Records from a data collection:

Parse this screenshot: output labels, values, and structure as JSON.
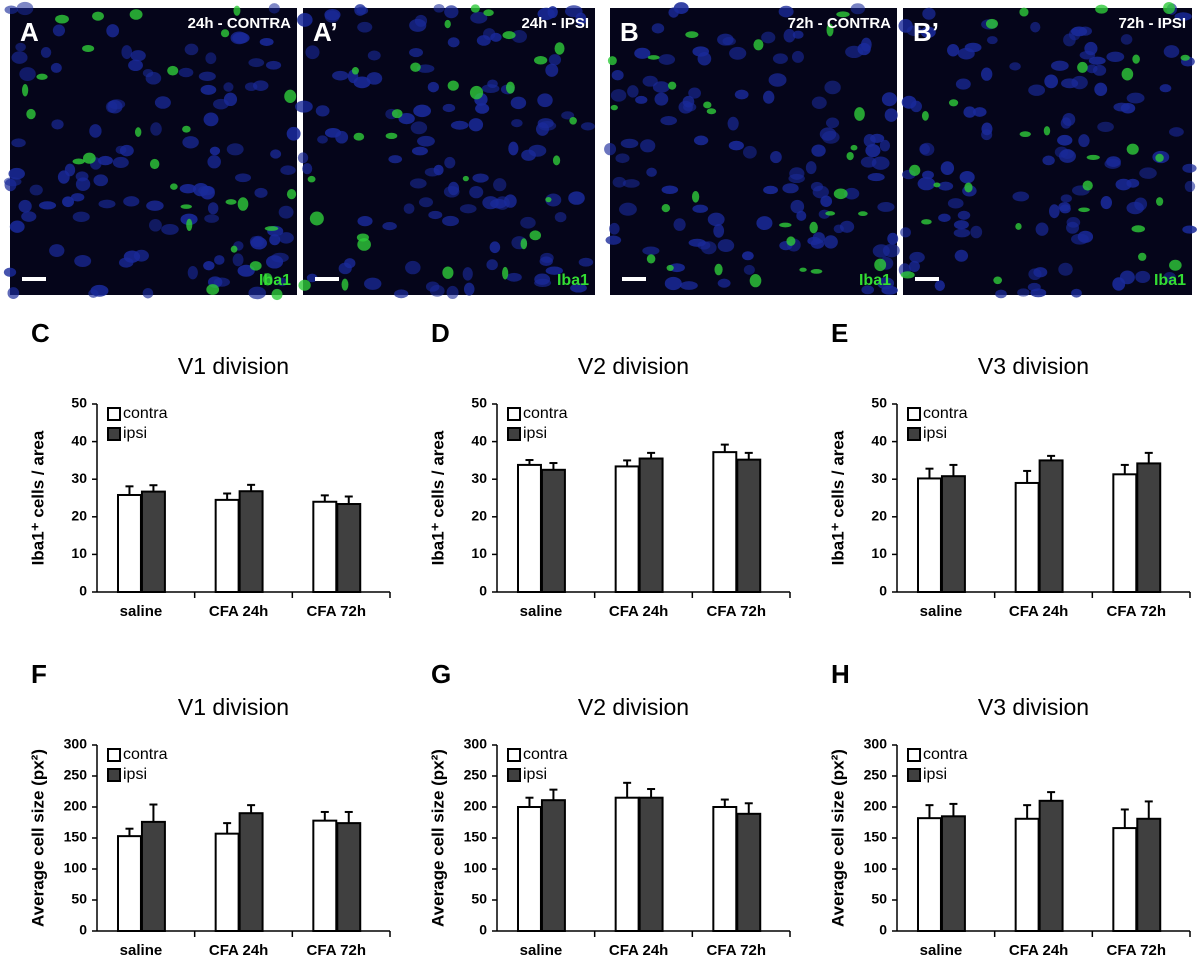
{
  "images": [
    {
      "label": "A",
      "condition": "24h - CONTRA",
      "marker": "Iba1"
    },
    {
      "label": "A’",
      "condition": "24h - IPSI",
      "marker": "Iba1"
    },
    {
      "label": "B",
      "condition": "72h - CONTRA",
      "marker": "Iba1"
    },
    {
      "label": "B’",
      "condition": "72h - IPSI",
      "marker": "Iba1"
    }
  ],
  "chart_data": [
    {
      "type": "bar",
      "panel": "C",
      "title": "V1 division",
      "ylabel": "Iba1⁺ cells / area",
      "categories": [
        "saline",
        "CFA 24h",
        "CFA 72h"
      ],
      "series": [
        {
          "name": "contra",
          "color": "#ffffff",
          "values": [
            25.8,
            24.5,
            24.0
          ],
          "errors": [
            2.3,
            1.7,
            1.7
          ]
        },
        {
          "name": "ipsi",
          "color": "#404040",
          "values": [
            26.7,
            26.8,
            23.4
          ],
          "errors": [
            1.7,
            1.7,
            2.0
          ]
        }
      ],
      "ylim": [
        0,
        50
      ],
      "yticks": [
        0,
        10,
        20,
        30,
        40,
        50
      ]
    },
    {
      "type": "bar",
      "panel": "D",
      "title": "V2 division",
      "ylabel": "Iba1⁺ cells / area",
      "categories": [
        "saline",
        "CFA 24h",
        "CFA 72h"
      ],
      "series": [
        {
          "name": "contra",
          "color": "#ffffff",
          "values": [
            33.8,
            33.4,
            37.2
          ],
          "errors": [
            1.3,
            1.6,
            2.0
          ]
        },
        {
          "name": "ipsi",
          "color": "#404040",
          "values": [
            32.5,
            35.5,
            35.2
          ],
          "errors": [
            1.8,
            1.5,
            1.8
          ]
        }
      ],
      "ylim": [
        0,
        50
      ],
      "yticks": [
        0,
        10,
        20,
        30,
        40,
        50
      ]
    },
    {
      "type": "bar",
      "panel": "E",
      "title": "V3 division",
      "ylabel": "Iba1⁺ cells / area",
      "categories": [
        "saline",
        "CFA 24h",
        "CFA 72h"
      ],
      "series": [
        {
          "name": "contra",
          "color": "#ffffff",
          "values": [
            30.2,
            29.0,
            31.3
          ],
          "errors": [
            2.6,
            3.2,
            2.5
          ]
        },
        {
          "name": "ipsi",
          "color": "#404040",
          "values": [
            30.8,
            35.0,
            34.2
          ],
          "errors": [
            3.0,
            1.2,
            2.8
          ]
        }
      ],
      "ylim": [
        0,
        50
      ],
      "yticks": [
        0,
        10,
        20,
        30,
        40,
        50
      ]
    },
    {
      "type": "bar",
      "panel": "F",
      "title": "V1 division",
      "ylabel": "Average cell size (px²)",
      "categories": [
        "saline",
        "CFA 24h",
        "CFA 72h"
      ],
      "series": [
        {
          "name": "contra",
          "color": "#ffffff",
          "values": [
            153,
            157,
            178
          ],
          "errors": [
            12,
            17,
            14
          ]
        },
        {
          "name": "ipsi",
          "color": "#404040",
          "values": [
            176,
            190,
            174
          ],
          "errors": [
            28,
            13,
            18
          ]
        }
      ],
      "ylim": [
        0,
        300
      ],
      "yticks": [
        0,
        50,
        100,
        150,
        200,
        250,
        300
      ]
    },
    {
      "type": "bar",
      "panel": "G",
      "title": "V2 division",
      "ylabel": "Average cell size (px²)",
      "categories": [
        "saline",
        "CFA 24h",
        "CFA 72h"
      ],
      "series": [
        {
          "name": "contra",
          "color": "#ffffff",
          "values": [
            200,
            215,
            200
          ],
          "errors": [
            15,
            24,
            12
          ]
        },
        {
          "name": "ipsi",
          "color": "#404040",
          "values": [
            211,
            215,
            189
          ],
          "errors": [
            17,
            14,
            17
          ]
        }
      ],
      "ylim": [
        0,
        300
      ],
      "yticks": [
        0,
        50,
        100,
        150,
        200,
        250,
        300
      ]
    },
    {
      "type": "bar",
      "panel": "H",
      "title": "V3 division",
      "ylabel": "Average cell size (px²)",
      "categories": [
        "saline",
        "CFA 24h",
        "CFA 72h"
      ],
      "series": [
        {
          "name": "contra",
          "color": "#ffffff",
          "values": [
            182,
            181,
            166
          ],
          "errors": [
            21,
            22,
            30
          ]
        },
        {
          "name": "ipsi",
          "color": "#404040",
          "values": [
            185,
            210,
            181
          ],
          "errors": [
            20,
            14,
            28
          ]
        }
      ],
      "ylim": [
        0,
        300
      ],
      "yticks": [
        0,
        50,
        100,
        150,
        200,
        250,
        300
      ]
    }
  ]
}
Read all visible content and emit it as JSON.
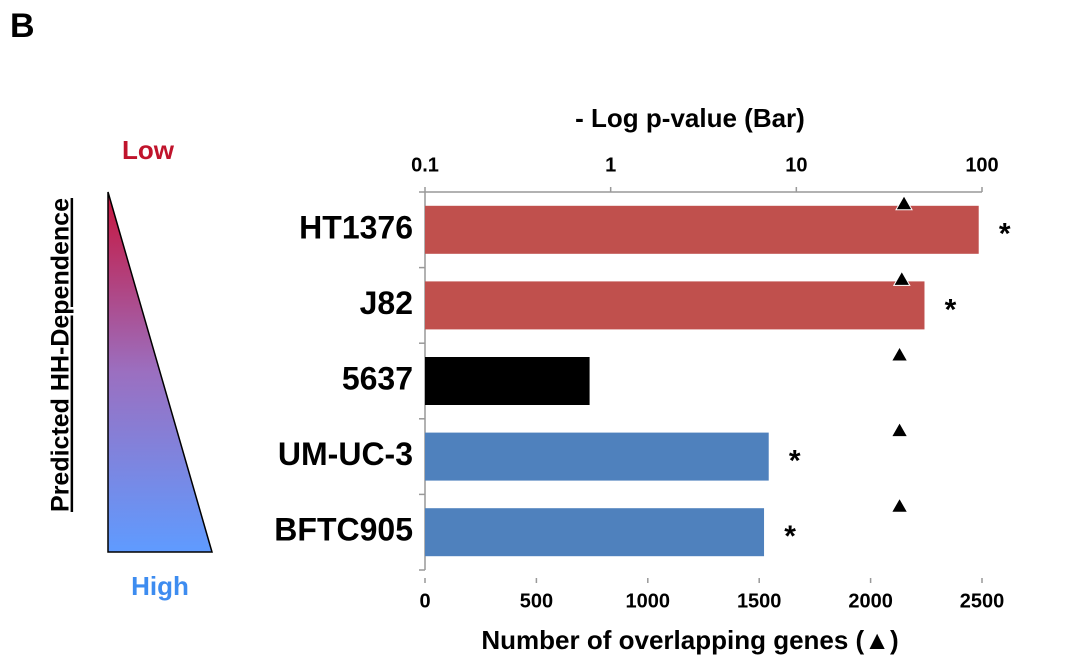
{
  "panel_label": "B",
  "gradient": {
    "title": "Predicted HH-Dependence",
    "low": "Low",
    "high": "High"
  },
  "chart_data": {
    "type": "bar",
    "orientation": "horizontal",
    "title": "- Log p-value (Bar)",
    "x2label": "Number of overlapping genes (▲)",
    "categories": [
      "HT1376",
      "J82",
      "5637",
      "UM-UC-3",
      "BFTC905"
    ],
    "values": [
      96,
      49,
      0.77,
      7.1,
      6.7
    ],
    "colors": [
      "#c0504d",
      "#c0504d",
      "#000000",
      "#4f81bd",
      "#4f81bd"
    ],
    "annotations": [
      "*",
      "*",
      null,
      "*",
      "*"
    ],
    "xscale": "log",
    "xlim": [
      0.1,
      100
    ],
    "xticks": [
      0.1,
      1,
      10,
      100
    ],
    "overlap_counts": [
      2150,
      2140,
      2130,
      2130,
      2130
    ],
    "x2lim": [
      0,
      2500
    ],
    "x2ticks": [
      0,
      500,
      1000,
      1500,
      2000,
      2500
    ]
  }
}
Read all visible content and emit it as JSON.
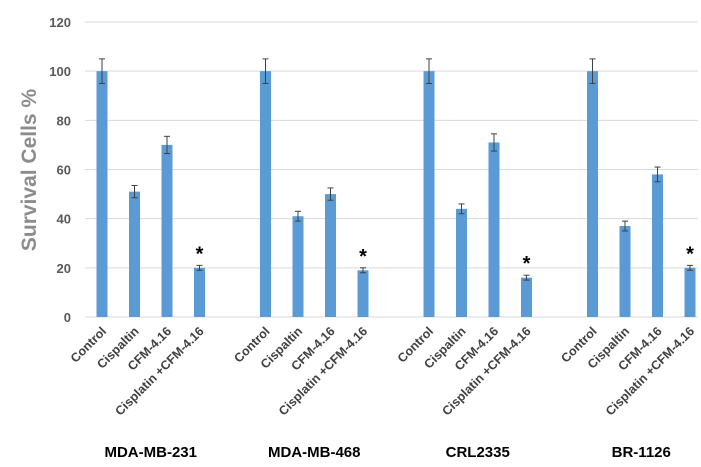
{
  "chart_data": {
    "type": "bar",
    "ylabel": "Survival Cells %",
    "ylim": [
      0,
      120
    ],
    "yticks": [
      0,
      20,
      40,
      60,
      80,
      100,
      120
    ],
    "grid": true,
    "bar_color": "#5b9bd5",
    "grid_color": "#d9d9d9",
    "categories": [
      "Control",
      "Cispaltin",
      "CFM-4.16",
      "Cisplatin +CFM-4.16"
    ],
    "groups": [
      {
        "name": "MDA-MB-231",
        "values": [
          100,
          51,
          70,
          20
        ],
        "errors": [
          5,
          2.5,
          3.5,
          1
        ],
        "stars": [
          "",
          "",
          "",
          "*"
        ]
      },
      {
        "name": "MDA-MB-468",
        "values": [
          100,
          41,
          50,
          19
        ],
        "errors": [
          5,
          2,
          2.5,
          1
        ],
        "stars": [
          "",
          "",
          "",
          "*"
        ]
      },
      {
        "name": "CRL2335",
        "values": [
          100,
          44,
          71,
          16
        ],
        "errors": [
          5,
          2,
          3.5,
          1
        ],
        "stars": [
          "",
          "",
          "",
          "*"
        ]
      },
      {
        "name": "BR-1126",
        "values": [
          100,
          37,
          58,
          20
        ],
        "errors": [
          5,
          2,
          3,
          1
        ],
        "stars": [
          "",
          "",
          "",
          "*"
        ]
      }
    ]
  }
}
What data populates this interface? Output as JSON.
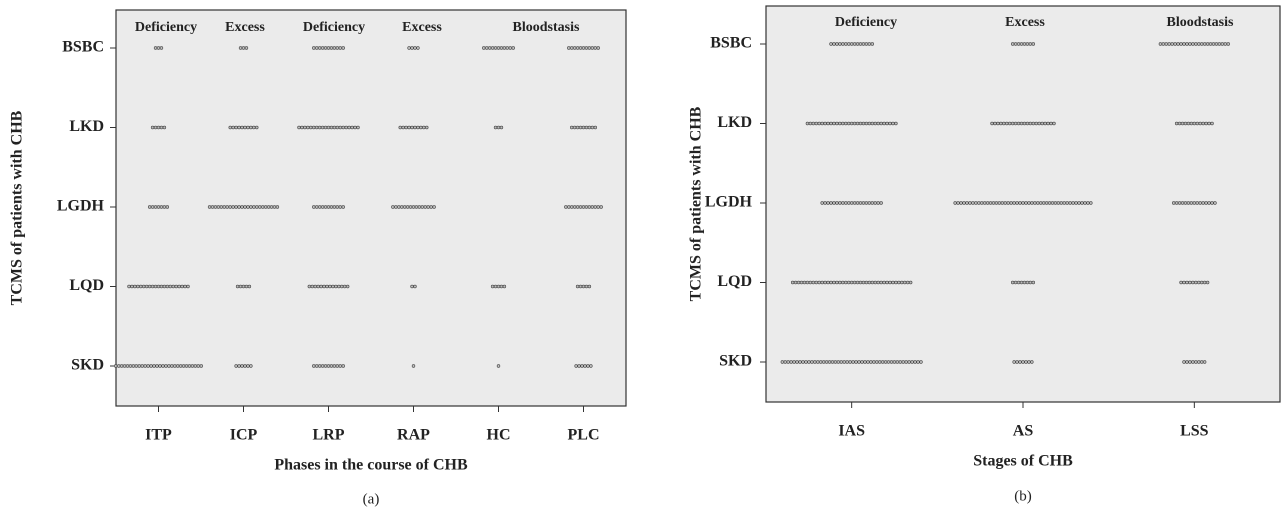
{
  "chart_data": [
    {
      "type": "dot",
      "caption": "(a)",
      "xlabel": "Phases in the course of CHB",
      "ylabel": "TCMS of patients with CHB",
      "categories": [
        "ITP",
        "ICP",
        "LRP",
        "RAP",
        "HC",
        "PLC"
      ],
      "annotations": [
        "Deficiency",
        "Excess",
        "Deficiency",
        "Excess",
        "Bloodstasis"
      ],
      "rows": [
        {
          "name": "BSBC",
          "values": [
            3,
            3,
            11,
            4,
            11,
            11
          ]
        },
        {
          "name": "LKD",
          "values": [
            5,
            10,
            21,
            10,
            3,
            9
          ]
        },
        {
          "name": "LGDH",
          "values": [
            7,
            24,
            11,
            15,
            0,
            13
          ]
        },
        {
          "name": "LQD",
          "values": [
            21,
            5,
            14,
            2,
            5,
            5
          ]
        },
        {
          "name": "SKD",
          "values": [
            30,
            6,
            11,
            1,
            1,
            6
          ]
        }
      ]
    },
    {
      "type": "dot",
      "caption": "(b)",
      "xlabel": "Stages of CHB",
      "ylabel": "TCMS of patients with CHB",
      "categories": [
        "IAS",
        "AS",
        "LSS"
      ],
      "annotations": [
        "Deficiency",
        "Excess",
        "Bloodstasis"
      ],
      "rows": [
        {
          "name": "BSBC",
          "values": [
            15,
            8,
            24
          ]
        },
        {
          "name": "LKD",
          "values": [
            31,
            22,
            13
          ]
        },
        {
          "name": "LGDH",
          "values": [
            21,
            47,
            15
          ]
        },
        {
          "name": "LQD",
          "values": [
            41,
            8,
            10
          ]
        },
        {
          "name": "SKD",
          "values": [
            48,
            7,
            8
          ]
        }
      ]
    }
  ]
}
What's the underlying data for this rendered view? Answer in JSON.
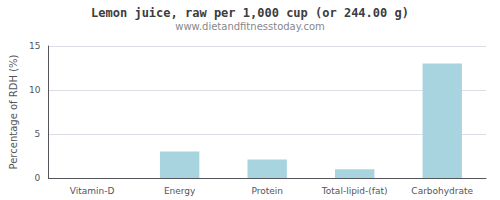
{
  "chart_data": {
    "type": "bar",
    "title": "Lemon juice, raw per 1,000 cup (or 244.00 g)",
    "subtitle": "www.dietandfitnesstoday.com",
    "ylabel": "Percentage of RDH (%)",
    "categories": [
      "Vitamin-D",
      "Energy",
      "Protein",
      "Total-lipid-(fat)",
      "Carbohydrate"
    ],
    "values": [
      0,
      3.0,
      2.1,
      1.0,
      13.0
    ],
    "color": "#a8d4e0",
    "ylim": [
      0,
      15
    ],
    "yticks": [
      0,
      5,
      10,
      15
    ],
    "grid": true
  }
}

Problem to work on: Search the data for "this". Copy each line that has it.

Your response:
Parse this screenshot: output labels, values, and structure as JSON.
What data populates this interface? Output as JSON.
What's the underlying data for this rendered view? Answer in JSON.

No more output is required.